TEXTE FOURNI:
Philippe Cornet

Le cadavre exquis de Michael Jackson

Philippe Cornet Journaliste musique

Conçus pour le marché jeune, les films d’anomation pratiquent couramment une BO de Pop/Rock vintage qui franchit les frontières de l’âge comme celui du bon goût supposé.

Par Philippe CORNET

Un dimanche après-midi d’hiver. Megamind s’enfonce lentement mais sûrement dans son scénario de méchant diabolisant la planète. La paupière des plus de 13 ans s’alourdit au fur et à mesure que la nouvelle production de DreamWorks à 130 millions de dollars multiplie les acrobaties. Pratiquement aussi nombreuses que les stéréotypes du scénario: le bien et le mal ne sont pas copains, la tricherie des sentiments, c’est pas chouette, la rédemption se fera dans la douleur.

Bref, on s’ennuie plus que les enfants, lorsque déboule l’OVNI: un morceau de Gilbert O’Sullivan, Alone Again (Naturally), vieux machin de 1972 tout en bleuette artichaut. Sullivan? Il possédait la voix du boyfriend cocufié et portait des shorts trop grands bien avant Angus « AC/DC » Young. Au début des seventies, avec Slade, Sweet, The Rubettes et Mud, il représente le sous-prolétariat glam, snobé par la critique (qui préfère Bowie et Roxy), mais adulé par les teenagers.

La présence de cette inoubliable saccharine détonne dans le paysage de Megamind,même si la BO est aux 4/5 vintage. Ce que confirme Mr Blue Sky d’Electric Light Orchestra, hit caramélisé de 1977, tout en faux marbre de cheminée Beatles et chorus d’anges joufflus. Autre groupe également peu glorifié en dehors des charts, ELO, même si le leader Jeff Lynne fera un bout de route aux côtés de Dylan, entre autres, au sein des Travelling Wilburys.

Sirop vintage

Bref, quand Bad de Michael Jackson fait irruption dans le film, cela confirme que les chargés de BO de Dreamworks ont raté leur stage en bon goût pop/rock. Ou plus sournoisement, qu’ils trouvent là le moyen de rompre la branchitude supposée de la société qui a produit Madagascar, Chicken Run, Kung Fu Panda et toute la série des Shrek.

Ce sont d’ailleurs les films de l’aimable ogre vert (plus gros succès commercial de DreamWorks) qui instaurent il y a 10 ans le défi au bon goût BO. Ainsi, le premier épisode, sorti en 2001, juxtapose l’interprétation upper-class d’Eels (My Beloved Monster) et de Rufus Wainwright (Hallelujah) aux standards psyché-soul tels que le Dance To The Music de Sly & The Family Stone et le Happy Together des Turtles. Plus inattendu, Shrek use et abuse des chips et des nougats: YMCA de Village People, Like A Virgin de Madonna, Stayin’ Alive des Bee Gees et last but not least, Feelings de Morris Albert, la ballade la plus dangereusement sirupeuse depuis l’invention du lait en poudre.

C’est là qu’on pige la tactique des BOistes de DreamWorks: retenir l’attention des parents, non seulement par le double sens manifeste du récit (on parle de Shrek) mais aussi par une collection de chansons à la fois up to date, nostalgiques, entraînantes (voire mentalement déficientes), mais foncièrement intergénérationnelles. Megamind est dans cette tradition sonore-là, dommage que le scénario soit si mou du genou. N’empêche: si Gilbert O’Sullivan refait surface, on saura d’où cela vient: d’une renaissance par film pour enfants interposé.

[Données de compréhension de documents]
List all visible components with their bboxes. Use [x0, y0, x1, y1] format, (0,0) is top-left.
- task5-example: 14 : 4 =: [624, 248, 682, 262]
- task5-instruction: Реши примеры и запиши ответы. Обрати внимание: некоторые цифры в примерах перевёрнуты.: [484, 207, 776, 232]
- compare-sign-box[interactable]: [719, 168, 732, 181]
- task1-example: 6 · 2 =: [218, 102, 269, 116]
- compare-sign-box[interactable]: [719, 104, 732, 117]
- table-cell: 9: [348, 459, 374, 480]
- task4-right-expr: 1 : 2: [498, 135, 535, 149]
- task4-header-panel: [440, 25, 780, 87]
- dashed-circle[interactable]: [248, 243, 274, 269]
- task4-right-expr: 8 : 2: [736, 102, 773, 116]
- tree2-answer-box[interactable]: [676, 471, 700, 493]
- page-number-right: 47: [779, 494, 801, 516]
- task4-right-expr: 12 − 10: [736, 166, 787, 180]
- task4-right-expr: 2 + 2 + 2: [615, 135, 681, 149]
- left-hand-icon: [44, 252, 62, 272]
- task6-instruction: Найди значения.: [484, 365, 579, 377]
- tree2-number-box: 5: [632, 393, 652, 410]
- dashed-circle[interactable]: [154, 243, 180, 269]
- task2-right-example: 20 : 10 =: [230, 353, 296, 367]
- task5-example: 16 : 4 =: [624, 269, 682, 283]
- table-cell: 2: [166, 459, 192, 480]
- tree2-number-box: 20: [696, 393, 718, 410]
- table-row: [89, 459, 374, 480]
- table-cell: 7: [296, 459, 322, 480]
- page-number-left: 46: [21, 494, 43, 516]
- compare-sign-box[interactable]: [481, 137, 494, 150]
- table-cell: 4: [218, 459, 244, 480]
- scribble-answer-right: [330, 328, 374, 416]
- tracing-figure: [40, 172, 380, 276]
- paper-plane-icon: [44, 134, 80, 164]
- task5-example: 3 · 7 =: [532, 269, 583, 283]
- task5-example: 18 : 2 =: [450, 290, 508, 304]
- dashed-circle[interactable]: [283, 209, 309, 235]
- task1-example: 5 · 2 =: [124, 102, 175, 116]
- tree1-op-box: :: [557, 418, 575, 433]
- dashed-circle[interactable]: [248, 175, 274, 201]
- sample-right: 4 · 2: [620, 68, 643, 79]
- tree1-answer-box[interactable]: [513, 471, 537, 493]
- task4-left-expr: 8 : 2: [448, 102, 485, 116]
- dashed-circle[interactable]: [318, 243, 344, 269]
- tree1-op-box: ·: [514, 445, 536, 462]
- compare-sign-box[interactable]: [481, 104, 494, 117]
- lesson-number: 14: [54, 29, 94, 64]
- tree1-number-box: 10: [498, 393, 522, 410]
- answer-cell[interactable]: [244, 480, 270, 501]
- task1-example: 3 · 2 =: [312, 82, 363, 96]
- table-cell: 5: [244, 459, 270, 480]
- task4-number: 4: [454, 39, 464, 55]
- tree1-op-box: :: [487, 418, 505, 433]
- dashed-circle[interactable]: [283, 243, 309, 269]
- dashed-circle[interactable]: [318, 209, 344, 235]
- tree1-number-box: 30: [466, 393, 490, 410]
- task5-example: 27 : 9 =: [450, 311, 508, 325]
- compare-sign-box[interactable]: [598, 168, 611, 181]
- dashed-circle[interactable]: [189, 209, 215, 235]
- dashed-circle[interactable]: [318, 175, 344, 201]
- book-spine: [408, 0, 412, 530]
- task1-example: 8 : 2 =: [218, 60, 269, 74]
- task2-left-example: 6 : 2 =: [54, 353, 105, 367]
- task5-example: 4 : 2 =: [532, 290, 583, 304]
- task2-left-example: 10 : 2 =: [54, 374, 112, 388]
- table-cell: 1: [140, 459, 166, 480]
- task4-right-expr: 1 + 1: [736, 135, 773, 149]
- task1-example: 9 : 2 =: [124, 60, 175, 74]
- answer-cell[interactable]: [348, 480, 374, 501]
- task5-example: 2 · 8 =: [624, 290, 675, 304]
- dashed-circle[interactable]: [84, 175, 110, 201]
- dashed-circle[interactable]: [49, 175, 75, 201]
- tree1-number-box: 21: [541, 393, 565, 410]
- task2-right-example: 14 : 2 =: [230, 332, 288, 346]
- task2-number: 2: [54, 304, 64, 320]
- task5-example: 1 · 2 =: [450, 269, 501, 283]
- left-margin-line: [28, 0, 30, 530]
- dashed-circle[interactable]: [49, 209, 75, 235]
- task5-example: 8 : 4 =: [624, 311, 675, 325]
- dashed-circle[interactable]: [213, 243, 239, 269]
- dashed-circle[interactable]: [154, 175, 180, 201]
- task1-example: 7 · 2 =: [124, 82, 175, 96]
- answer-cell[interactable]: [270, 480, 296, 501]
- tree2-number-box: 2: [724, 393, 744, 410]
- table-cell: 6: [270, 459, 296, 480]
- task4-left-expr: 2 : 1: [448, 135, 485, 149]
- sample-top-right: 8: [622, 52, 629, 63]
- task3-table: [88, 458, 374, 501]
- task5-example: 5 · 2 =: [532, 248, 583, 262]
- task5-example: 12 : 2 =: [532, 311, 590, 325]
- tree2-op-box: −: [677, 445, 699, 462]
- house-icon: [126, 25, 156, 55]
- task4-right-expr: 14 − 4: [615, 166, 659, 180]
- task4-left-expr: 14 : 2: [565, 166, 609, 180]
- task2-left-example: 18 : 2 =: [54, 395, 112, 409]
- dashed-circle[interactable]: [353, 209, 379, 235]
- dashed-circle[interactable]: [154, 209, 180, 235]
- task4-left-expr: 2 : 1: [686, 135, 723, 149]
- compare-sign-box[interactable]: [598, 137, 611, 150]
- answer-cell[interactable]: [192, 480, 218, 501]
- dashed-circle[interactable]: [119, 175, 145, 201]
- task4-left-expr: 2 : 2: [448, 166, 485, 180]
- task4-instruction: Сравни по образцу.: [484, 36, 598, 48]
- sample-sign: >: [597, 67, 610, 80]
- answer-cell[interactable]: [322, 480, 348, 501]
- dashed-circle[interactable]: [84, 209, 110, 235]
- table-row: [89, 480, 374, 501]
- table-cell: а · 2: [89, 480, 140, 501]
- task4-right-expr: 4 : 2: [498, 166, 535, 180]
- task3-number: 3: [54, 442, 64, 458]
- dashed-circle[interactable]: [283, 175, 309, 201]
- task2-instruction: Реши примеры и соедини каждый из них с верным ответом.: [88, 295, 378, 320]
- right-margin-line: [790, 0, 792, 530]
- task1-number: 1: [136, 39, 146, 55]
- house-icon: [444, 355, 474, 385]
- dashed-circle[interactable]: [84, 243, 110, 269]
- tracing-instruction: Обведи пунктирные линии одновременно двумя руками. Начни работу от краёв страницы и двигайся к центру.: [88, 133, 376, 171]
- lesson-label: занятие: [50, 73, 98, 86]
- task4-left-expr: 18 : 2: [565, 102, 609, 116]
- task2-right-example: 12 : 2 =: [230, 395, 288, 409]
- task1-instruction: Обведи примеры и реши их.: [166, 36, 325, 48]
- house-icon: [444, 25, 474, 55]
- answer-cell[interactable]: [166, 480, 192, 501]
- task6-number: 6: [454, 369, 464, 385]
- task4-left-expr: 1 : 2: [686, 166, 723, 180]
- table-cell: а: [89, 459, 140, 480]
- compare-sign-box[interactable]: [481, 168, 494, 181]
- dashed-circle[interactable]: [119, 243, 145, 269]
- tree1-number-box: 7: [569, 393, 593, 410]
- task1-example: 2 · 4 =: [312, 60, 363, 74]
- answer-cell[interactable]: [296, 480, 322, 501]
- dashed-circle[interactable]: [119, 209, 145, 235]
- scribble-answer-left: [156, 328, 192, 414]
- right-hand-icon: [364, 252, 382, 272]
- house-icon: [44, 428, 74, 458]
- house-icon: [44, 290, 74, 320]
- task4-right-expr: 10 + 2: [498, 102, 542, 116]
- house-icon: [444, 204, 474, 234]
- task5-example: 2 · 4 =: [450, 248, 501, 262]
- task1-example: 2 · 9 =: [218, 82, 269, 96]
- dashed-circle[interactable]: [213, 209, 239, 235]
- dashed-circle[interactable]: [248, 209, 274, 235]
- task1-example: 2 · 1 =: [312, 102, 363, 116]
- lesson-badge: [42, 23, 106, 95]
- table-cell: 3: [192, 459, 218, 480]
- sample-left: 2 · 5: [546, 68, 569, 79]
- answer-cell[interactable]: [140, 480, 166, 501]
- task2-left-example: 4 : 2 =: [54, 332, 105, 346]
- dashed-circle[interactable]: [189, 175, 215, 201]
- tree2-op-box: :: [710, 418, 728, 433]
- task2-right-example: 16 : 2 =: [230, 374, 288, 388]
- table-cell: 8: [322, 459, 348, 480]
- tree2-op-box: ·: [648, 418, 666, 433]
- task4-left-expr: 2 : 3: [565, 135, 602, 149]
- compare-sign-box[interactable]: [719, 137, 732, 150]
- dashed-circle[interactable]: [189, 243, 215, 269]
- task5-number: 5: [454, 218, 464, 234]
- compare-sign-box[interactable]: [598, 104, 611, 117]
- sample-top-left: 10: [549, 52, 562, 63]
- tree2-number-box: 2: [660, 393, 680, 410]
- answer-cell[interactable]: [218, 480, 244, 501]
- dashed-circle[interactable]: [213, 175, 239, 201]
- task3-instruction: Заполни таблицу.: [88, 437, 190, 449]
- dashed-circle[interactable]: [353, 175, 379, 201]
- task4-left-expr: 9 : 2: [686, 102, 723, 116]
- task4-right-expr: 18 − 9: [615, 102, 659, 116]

CONSIGNES À SUIVRE:
1: Recopiez le passage de l'article sur les musiques de films d'animation qui commence aux mots "Le cadavre exquis" et s'arrête après "dans la douleur.", en remplaçant "dimanche" par "samedi".
2: D'après l'article sur les musiques de films d'animation, en quelle année est sorti le premier épisode de Shrek ?

RÉPONSES:
1:
Le cadavre exquis de Michael Jackson

Philippe Cornet Journaliste musique

Conçus pour le marché jeune, les films d’anomation pratiquent couramment une BO de Pop/Rock vintage qui franchit les frontières de l’âge comme celui du bon goût supposé.

Par Philippe CORNET

Un samedi après-midi d’hiver. Megamind s’enfonce lentement mais sûrement dans son scénario de méchant diabolisant la planète. La paupière des plus de 13 ans s’alourdit au fur et à mesure que la nouvelle production de DreamWorks à 130 millions de dollars multiplie les acrobaties. Pratiquement aussi nombreuses que les stéréotypes du scénario: le bien et le mal ne sont pas copains, la tricherie des sentiments, c’est pas chouette, la rédemption se fera dans la douleur.

2: En 2001.